(Entries with figure data)
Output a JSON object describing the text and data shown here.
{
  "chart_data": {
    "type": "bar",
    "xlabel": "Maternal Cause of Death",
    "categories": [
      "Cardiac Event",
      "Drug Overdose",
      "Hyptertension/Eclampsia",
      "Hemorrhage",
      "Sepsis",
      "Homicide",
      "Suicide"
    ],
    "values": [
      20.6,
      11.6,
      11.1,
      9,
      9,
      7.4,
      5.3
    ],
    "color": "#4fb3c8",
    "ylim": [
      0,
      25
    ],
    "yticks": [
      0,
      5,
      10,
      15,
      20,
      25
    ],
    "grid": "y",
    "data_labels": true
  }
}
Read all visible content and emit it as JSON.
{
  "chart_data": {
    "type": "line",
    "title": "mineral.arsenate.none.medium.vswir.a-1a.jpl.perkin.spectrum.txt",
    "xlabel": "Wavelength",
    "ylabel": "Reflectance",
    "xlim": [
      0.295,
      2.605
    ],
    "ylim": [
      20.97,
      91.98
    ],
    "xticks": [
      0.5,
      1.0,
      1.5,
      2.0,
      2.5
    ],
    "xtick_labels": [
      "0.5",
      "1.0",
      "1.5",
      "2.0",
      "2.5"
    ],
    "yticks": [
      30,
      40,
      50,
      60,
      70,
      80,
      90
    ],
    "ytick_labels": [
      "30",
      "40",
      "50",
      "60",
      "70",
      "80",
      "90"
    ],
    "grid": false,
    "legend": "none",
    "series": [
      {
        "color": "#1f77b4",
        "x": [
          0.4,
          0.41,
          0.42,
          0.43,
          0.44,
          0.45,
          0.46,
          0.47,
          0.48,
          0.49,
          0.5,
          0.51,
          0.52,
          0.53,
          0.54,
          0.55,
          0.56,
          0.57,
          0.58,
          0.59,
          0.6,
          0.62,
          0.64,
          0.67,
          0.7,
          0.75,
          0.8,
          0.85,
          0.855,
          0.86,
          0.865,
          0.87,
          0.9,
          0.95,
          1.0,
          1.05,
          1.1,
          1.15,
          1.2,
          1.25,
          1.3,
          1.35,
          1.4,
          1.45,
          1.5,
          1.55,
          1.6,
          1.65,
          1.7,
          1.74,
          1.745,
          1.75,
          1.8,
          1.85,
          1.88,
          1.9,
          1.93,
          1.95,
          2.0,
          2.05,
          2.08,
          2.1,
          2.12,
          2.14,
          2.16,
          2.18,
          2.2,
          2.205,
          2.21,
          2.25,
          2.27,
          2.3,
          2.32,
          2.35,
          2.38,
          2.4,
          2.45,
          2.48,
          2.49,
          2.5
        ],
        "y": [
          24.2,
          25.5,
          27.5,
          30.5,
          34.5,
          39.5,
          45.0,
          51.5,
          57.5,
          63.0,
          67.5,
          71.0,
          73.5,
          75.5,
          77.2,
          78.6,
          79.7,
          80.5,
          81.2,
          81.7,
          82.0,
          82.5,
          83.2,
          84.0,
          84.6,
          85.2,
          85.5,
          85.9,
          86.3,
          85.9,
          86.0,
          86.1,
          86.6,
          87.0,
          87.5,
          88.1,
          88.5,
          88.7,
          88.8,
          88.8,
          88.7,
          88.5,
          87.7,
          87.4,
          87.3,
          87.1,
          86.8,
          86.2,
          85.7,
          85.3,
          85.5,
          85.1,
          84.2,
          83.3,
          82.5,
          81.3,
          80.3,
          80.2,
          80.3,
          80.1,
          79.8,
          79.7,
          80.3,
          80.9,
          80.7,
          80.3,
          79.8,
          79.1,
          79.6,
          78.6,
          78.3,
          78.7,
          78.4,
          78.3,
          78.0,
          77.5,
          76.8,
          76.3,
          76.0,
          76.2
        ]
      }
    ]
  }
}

Exercise description:
Above are the records; retype every one exactly.

Worked answer:
Output a JSON object describing the text and data shown here.
{
  "chart_data": {
    "type": "bar",
    "xlabel": "Maternal Cause of Death",
    "categories": [
      "Cardiac Event",
      "Drug Overdose",
      "Hyptertension/Eclampsia",
      "Hemorrhage",
      "Sepsis",
      "Homicide",
      "Suicide"
    ],
    "values": [
      20.6,
      11.6,
      11.1,
      9,
      9,
      7.4,
      5.3
    ],
    "color": "#4fb3c8",
    "ylim": [
      0,
      25
    ],
    "yticks": [
      0,
      5,
      10,
      15,
      20,
      25
    ],
    "grid": "y",
    "data_labels": true
  }
}
Read all visible content and emit it as JSON.
{
  "chart_data": {
    "type": "line",
    "title": "mineral.arsenate.none.medium.vswir.a-1a.jpl.perkin.spectrum.txt",
    "xlabel": "Wavelength",
    "ylabel": "Reflectance",
    "xlim": [
      0.295,
      2.605
    ],
    "ylim": [
      20.97,
      91.98
    ],
    "xticks": [
      0.5,
      1.0,
      1.5,
      2.0,
      2.5
    ],
    "xtick_labels": [
      "0.5",
      "1.0",
      "1.5",
      "2.0",
      "2.5"
    ],
    "yticks": [
      30,
      40,
      50,
      60,
      70,
      80,
      90
    ],
    "ytick_labels": [
      "30",
      "40",
      "50",
      "60",
      "70",
      "80",
      "90"
    ],
    "grid": false,
    "legend": "none",
    "series": [
      {
        "color": "#1f77b4",
        "x": [
          0.4,
          0.41,
          0.42,
          0.43,
          0.44,
          0.45,
          0.46,
          0.47,
          0.48,
          0.49,
          0.5,
          0.51,
          0.52,
          0.53,
          0.54,
          0.55,
          0.56,
          0.57,
          0.58,
          0.59,
          0.6,
          0.62,
          0.64,
          0.67,
          0.7,
          0.75,
          0.8,
          0.85,
          0.855,
          0.86,
          0.865,
          0.87,
          0.9,
          0.95,
          1.0,
          1.05,
          1.1,
          1.15,
          1.2,
          1.25,
          1.3,
          1.35,
          1.4,
          1.45,
          1.5,
          1.55,
          1.6,
          1.65,
          1.7,
          1.74,
          1.745,
          1.75,
          1.8,
          1.85,
          1.88,
          1.9,
          1.93,
          1.95,
          2.0,
          2.05,
          2.08,
          2.1,
          2.12,
          2.14,
          2.16,
          2.18,
          2.2,
          2.205,
          2.21,
          2.25,
          2.27,
          2.3,
          2.32,
          2.35,
          2.38,
          2.4,
          2.45,
          2.48,
          2.49,
          2.5
        ],
        "y": [
          24.2,
          25.5,
          27.5,
          30.5,
          34.5,
          39.5,
          45.0,
          51.5,
          57.5,
          63.0,
          67.5,
          71.0,
          73.5,
          75.5,
          77.2,
          78.6,
          79.7,
          80.5,
          81.2,
          81.7,
          82.0,
          82.5,
          83.2,
          84.0,
          84.6,
          85.2,
          85.5,
          85.9,
          86.3,
          85.9,
          86.0,
          86.1,
          86.6,
          87.0,
          87.5,
          88.1,
          88.5,
          88.7,
          88.8,
          88.8,
          88.7,
          88.5,
          87.7,
          87.4,
          87.3,
          87.1,
          86.8,
          86.2,
          85.7,
          85.3,
          85.5,
          85.1,
          84.2,
          83.3,
          82.5,
          81.3,
          80.3,
          80.2,
          80.3,
          80.1,
          79.8,
          79.7,
          80.3,
          80.9,
          80.7,
          80.3,
          79.8,
          79.1,
          79.6,
          78.6,
          78.3,
          78.7,
          78.4,
          78.3,
          78.0,
          77.5,
          76.8,
          76.3,
          76.0,
          76.2
        ]
      }
    ]
  }
}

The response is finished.